*Required task*
Here are some records; copy every line that holds the word "tebe".

*The data*

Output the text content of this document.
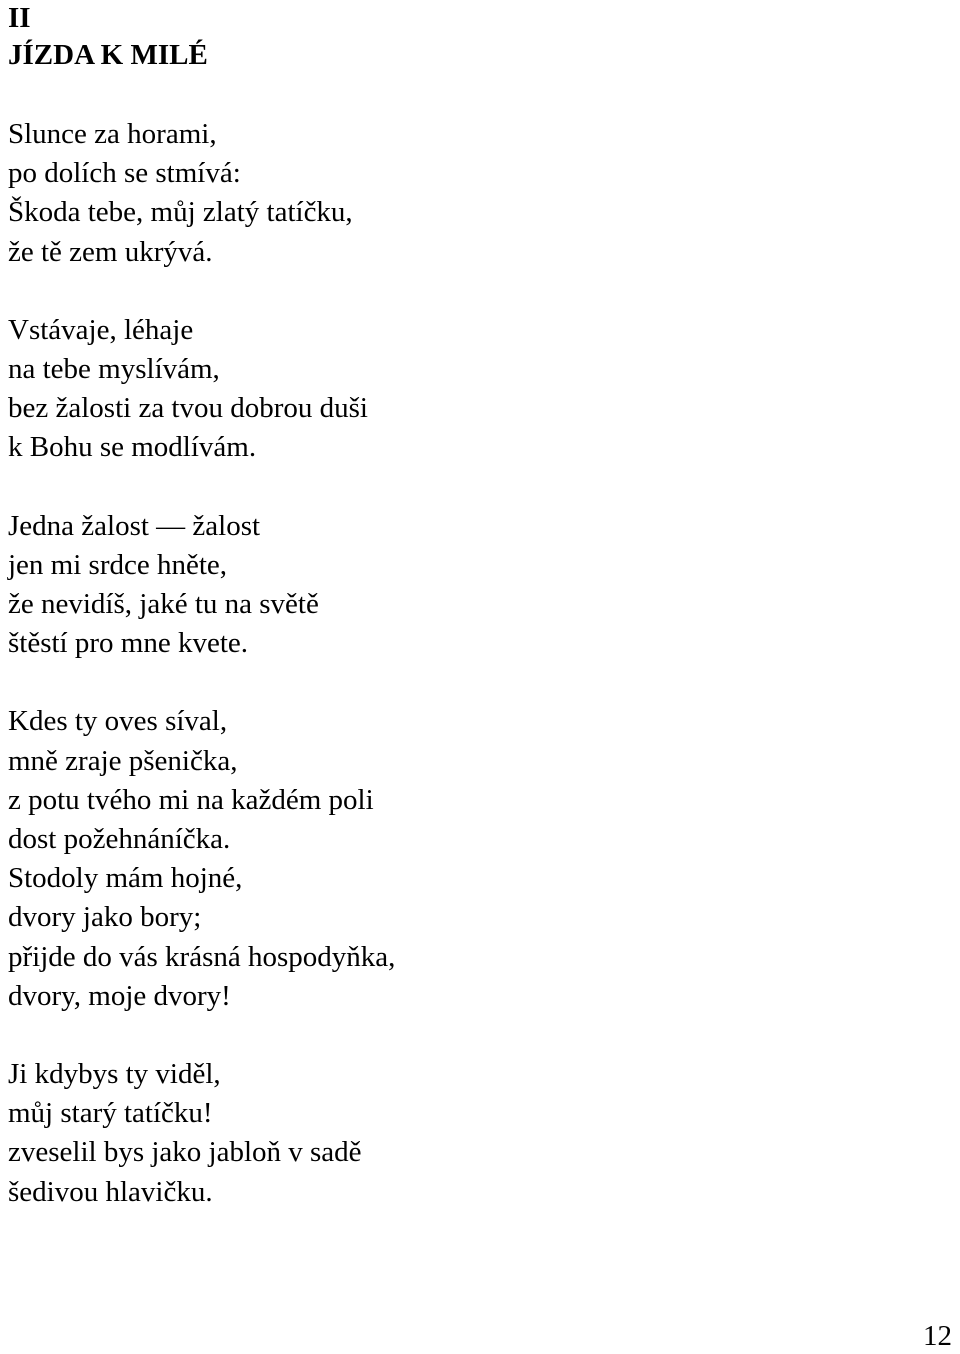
II
JÍZDA K MILÉ
Slunce za horami,
po dolích se stmívá:
Škoda tebe, můj zlatý tatíčku,
že tě zem ukrývá.
Vstávaje, léhaje
na tebe myslívám,
bez žalosti za tvou dobrou duši
k Bohu se modlívám.
Jedna žalost — žalost
jen mi srdce hněte,
že nevidíš, jaké tu na světě
štěstí pro mne kvete.
Kdes ty oves síval,
mně zraje pšenička,
z potu tvého mi na každém poli
dost požehnáníčka.
Stodoly mám hojné,
dvory jako bory;
přijde do vás krásná hospodyňka,
dvory, moje dvory!
Ji kdybys ty viděl,
můj starý tatíčku!
zveselil bys jako jabloň v sadě
šedivou hlavičku.
12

*Solution for this exercise*
Škoda tebe, můj zlatý tatíčku,
na tebe myslívám,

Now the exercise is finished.